:: What is asked ::
Collect all lines from the records below that include the word "document".

:: Data listing ::
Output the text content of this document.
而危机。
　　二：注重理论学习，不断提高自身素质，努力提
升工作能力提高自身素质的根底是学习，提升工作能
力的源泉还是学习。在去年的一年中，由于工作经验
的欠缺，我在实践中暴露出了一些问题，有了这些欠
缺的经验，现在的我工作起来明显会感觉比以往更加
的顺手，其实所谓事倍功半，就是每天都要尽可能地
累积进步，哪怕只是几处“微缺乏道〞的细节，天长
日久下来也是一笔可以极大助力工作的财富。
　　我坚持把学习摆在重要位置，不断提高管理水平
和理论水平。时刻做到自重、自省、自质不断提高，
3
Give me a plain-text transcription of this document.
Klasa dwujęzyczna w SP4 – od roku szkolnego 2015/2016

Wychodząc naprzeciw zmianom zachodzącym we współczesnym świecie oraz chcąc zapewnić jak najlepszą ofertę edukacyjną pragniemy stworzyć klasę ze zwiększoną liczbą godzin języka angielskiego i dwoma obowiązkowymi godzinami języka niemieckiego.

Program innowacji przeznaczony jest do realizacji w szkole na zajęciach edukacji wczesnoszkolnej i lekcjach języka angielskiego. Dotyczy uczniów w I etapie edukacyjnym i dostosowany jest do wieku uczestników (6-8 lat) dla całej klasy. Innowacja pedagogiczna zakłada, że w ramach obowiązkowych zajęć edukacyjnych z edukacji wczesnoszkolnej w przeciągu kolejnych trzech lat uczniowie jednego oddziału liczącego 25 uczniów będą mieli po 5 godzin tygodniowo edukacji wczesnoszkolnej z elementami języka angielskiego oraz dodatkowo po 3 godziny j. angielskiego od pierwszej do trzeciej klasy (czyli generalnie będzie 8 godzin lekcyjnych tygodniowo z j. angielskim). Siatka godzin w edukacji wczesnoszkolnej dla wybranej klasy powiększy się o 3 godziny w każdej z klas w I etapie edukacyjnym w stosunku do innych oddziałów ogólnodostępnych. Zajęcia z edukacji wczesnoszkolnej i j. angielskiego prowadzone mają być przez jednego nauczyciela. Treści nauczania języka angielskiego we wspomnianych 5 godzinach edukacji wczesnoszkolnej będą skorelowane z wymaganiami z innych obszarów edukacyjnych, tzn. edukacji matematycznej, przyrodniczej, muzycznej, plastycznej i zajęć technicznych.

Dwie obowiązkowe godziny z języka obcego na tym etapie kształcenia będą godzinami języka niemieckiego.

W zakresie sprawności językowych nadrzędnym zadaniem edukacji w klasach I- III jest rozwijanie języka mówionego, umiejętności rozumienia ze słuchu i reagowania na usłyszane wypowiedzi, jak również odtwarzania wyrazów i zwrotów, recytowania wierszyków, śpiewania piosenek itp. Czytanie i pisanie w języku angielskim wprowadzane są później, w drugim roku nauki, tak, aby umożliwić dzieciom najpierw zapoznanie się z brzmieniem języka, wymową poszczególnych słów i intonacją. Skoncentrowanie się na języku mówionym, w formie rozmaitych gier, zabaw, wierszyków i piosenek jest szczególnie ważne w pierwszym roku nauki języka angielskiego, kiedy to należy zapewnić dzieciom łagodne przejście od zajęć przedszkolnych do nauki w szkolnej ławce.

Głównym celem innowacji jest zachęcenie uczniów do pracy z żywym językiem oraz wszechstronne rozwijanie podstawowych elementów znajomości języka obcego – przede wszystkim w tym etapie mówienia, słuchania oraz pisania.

:: Solution to the problem ::
Output the text content of this document.
Give me a plain-text transcription of this document.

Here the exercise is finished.